start Data supplied

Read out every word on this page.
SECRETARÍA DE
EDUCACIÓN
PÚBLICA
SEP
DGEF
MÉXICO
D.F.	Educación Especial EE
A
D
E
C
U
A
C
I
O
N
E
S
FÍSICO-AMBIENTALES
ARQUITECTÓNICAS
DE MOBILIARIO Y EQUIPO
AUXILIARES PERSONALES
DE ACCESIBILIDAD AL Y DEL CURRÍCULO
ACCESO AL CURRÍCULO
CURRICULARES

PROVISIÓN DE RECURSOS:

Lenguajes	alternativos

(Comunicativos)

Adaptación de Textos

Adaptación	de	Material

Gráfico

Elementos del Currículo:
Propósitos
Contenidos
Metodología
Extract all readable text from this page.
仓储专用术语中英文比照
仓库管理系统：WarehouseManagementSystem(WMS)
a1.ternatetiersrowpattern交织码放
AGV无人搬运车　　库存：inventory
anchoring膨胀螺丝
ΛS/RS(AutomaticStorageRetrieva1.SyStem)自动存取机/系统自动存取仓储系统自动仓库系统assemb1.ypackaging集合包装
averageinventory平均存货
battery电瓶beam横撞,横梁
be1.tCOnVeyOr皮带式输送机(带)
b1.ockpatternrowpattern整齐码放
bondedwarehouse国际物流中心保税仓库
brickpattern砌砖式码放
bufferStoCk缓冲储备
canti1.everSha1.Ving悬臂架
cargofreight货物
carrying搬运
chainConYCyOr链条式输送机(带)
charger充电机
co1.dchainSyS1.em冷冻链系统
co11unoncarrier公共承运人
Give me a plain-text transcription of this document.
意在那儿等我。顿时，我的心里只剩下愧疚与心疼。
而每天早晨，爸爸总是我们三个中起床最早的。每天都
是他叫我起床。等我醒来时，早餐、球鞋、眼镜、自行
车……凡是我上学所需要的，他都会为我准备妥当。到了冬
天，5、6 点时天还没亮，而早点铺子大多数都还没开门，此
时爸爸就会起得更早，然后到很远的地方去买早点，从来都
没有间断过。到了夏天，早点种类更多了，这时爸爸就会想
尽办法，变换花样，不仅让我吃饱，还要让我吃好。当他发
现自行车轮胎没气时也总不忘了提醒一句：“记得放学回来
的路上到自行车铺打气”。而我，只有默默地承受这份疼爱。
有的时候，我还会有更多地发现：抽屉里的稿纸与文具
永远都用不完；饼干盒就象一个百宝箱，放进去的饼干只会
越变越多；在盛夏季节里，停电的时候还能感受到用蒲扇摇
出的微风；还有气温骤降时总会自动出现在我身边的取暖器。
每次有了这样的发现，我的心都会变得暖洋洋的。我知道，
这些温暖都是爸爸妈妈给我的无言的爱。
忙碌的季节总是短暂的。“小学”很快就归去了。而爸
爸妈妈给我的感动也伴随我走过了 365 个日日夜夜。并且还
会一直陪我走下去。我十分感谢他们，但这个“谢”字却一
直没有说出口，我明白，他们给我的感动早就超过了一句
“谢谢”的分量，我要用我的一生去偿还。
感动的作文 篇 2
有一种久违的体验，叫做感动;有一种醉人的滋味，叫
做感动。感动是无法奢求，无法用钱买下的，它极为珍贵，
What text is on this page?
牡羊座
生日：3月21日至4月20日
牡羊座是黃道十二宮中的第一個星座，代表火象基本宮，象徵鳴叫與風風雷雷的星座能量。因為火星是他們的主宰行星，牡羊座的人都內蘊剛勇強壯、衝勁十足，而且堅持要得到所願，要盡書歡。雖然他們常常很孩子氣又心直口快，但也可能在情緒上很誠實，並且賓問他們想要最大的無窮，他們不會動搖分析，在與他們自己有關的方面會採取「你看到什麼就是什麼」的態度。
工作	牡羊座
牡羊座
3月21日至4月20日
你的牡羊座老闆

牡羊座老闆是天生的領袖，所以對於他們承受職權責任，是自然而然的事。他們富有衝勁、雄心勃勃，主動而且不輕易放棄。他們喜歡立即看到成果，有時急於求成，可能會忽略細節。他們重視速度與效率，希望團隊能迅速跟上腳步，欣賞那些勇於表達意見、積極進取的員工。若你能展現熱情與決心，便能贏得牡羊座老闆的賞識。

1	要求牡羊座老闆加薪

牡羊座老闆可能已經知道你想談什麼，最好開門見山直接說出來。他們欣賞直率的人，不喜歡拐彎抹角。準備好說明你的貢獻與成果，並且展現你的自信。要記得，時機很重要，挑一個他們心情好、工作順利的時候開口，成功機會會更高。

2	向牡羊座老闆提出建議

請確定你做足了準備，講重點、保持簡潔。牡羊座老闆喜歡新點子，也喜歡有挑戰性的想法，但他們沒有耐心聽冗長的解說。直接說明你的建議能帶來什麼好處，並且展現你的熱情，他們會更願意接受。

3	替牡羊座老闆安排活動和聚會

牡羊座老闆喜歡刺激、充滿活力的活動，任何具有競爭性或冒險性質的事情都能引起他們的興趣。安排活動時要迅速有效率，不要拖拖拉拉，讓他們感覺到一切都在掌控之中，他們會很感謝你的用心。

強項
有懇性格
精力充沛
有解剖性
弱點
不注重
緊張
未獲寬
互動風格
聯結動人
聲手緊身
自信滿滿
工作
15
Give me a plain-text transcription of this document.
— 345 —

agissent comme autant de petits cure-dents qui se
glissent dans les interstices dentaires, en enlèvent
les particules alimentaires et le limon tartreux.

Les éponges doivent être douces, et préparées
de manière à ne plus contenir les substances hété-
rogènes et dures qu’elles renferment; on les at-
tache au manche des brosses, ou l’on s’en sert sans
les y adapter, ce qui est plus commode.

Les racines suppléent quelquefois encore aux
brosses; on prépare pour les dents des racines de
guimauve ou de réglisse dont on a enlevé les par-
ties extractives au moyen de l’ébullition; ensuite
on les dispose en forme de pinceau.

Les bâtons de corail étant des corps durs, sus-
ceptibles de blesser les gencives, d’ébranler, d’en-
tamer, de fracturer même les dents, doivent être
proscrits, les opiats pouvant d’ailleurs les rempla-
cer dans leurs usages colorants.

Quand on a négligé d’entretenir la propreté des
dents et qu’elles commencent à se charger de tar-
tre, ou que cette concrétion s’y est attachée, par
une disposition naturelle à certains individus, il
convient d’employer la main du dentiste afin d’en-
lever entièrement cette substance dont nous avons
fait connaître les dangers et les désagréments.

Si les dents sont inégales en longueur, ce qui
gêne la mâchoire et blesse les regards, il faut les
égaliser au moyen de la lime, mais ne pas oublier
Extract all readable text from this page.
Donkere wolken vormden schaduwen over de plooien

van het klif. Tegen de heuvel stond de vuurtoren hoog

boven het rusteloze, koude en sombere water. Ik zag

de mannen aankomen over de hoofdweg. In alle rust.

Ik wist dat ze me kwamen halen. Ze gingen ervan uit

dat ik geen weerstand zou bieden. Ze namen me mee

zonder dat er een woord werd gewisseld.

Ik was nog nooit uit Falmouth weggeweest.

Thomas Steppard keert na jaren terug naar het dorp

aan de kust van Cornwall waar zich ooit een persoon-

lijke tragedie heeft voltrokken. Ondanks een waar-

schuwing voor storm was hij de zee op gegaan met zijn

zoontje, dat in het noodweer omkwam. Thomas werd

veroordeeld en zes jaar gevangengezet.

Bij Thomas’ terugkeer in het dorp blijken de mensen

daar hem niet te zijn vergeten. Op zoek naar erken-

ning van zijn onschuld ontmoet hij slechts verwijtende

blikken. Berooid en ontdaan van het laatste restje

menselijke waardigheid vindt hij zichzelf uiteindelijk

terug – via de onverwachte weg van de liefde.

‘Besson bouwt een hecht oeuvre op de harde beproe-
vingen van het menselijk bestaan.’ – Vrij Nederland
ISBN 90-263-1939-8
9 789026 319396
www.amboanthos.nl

end Data supplied

__The problem__
Without leaving anything out, quote all the data.

__Completed task__
Read out every word on this page.
SECRETARÍA DE
EDUCACIÓN
PÚBLICA
SEP
DGEF
MÉXICO
D.F.	Educación Especial EE
A
D
E
C
U
A
C
I
O
N
E
S
FÍSICO-AMBIENTALES
ARQUITECTÓNICAS
DE MOBILIARIO Y EQUIPO
AUXILIARES PERSONALES
DE ACCESIBILIDAD AL Y DEL CURRÍCULO
ACCESO AL CURRÍCULO
CURRICULARES

PROVISIÓN DE RECURSOS:

Lenguajes	alternativos

(Comunicativos)

Adaptación de Textos

Adaptación	de	Material

Gráfico

Elementos del Currículo:
Propósitos
Contenidos
Metodología
Extract all readable text from this page.
仓储专用术语中英文比照
仓库管理系统：WarehouseManagementSystem(WMS)
a1.ternatetiersrowpattern交织码放
AGV无人搬运车　　库存：inventory
anchoring膨胀螺丝
ΛS/RS(AutomaticStorageRetrieva1.SyStem)自动存取机/系统自动存取仓储系统自动仓库系统assemb1.ypackaging集合包装
averageinventory平均存货
battery电瓶beam横撞,横梁
be1.tCOnVeyOr皮带式输送机(带)
b1.ockpatternrowpattern整齐码放
bondedwarehouse国际物流中心保税仓库
brickpattern砌砖式码放
bufferStoCk缓冲储备
canti1.everSha1.Ving悬臂架
cargofreight货物
carrying搬运
chainConYCyOr链条式输送机(带)
charger充电机
co1.dchainSyS1.em冷冻链系统
co11unoncarrier公共承运人
Give me a plain-text transcription of this document.
意在那儿等我。顿时，我的心里只剩下愧疚与心疼。
而每天早晨，爸爸总是我们三个中起床最早的。每天都
是他叫我起床。等我醒来时，早餐、球鞋、眼镜、自行
车……凡是我上学所需要的，他都会为我准备妥当。到了冬
天，5、6 点时天还没亮，而早点铺子大多数都还没开门，此
时爸爸就会起得更早，然后到很远的地方去买早点，从来都
没有间断过。到了夏天，早点种类更多了，这时爸爸就会想
尽办法，变换花样，不仅让我吃饱，还要让我吃好。当他发
现自行车轮胎没气时也总不忘了提醒一句：“记得放学回来
的路上到自行车铺打气”。而我，只有默默地承受这份疼爱。
有的时候，我还会有更多地发现：抽屉里的稿纸与文具
永远都用不完；饼干盒就象一个百宝箱，放进去的饼干只会
越变越多；在盛夏季节里，停电的时候还能感受到用蒲扇摇
出的微风；还有气温骤降时总会自动出现在我身边的取暖器。
每次有了这样的发现，我的心都会变得暖洋洋的。我知道，
这些温暖都是爸爸妈妈给我的无言的爱。
忙碌的季节总是短暂的。“小学”很快就归去了。而爸
爸妈妈给我的感动也伴随我走过了 365 个日日夜夜。并且还
会一直陪我走下去。我十分感谢他们，但这个“谢”字却一
直没有说出口，我明白，他们给我的感动早就超过了一句
“谢谢”的分量，我要用我的一生去偿还。
感动的作文 篇 2
有一种久违的体验，叫做感动;有一种醉人的滋味，叫
做感动。感动是无法奢求，无法用钱买下的，它极为珍贵，
What text is on this page?
牡羊座
生日：3月21日至4月20日
牡羊座是黃道十二宮中的第一個星座，代表火象基本宮，象徵鳴叫與風風雷雷的星座能量。因為火星是他們的主宰行星，牡羊座的人都內蘊剛勇強壯、衝勁十足，而且堅持要得到所願，要盡書歡。雖然他們常常很孩子氣又心直口快，但也可能在情緒上很誠實，並且賓問他們想要最大的無窮，他們不會動搖分析，在與他們自己有關的方面會採取「你看到什麼就是什麼」的態度。
工作	牡羊座
牡羊座
3月21日至4月20日
你的牡羊座老闆

牡羊座老闆是天生的領袖，所以對於他們承受職權責任，是自然而然的事。他們富有衝勁、雄心勃勃，主動而且不輕易放棄。他們喜歡立即看到成果，有時急於求成，可能會忽略細節。他們重視速度與效率，希望團隊能迅速跟上腳步，欣賞那些勇於表達意見、積極進取的員工。若你能展現熱情與決心，便能贏得牡羊座老闆的賞識。

1	要求牡羊座老闆加薪

牡羊座老闆可能已經知道你想談什麼，最好開門見山直接說出來。他們欣賞直率的人，不喜歡拐彎抹角。準備好說明你的貢獻與成果，並且展現你的自信。要記得，時機很重要，挑一個他們心情好、工作順利的時候開口，成功機會會更高。

2	向牡羊座老闆提出建議

請確定你做足了準備，講重點、保持簡潔。牡羊座老闆喜歡新點子，也喜歡有挑戰性的想法，但他們沒有耐心聽冗長的解說。直接說明你的建議能帶來什麼好處，並且展現你的熱情，他們會更願意接受。

3	替牡羊座老闆安排活動和聚會

牡羊座老闆喜歡刺激、充滿活力的活動，任何具有競爭性或冒險性質的事情都能引起他們的興趣。安排活動時要迅速有效率，不要拖拖拉拉，讓他們感覺到一切都在掌控之中，他們會很感謝你的用心。

強項
有懇性格
精力充沛
有解剖性
弱點
不注重
緊張
未獲寬
互動風格
聯結動人
聲手緊身
自信滿滿
工作
15
Give me a plain-text transcription of this document.
— 345 —

agissent comme autant de petits cure-dents qui se
glissent dans les interstices dentaires, en enlèvent
les particules alimentaires et le limon tartreux.

Les éponges doivent être douces, et préparées
de manière à ne plus contenir les substances hété-
rogènes et dures qu’elles renferment; on les at-
tache au manche des brosses, ou l’on s’en sert sans
les y adapter, ce qui est plus commode.

Les racines suppléent quelquefois encore aux
brosses; on prépare pour les dents des racines de
guimauve ou de réglisse dont on a enlevé les par-
ties extractives au moyen de l’ébullition; ensuite
on les dispose en forme de pinceau.

Les bâtons de corail étant des corps durs, sus-
ceptibles de blesser les gencives, d’ébranler, d’en-
tamer, de fracturer même les dents, doivent être
proscrits, les opiats pouvant d’ailleurs les rempla-
cer dans leurs usages colorants.

Quand on a négligé d’entretenir la propreté des
dents et qu’elles commencent à se charger de tar-
tre, ou que cette concrétion s’y est attachée, par
une disposition naturelle à certains individus, il
convient d’employer la main du dentiste afin d’en-
lever entièrement cette substance dont nous avons
fait connaître les dangers et les désagréments.

Si les dents sont inégales en longueur, ce qui
gêne la mâchoire et blesse les regards, il faut les
égaliser au moyen de la lime, mais ne pas oublier
Extract all readable text from this page.
Donkere wolken vormden schaduwen over de plooien

van het klif. Tegen de heuvel stond de vuurtoren hoog

boven het rusteloze, koude en sombere water. Ik zag

de mannen aankomen over de hoofdweg. In alle rust.

Ik wist dat ze me kwamen halen. Ze gingen ervan uit

dat ik geen weerstand zou bieden. Ze namen me mee

zonder dat er een woord werd gewisseld.

Ik was nog nooit uit Falmouth weggeweest.

Thomas Steppard keert na jaren terug naar het dorp

aan de kust van Cornwall waar zich ooit een persoon-

lijke tragedie heeft voltrokken. Ondanks een waar-

schuwing voor storm was hij de zee op gegaan met zijn

zoontje, dat in het noodweer omkwam. Thomas werd

veroordeeld en zes jaar gevangengezet.

Bij Thomas’ terugkeer in het dorp blijken de mensen

daar hem niet te zijn vergeten. Op zoek naar erken-

ning van zijn onschuld ontmoet hij slechts verwijtende

blikken. Berooid en ontdaan van het laatste restje

menselijke waardigheid vindt hij zichzelf uiteindelijk

terug – via de onverwachte weg van de liefde.

‘Besson bouwt een hecht oeuvre op de harde beproe-
vingen van het menselijk bestaan.’ – Vrij Nederland
ISBN 90-263-1939-8
9 789026 319396
www.amboanthos.nl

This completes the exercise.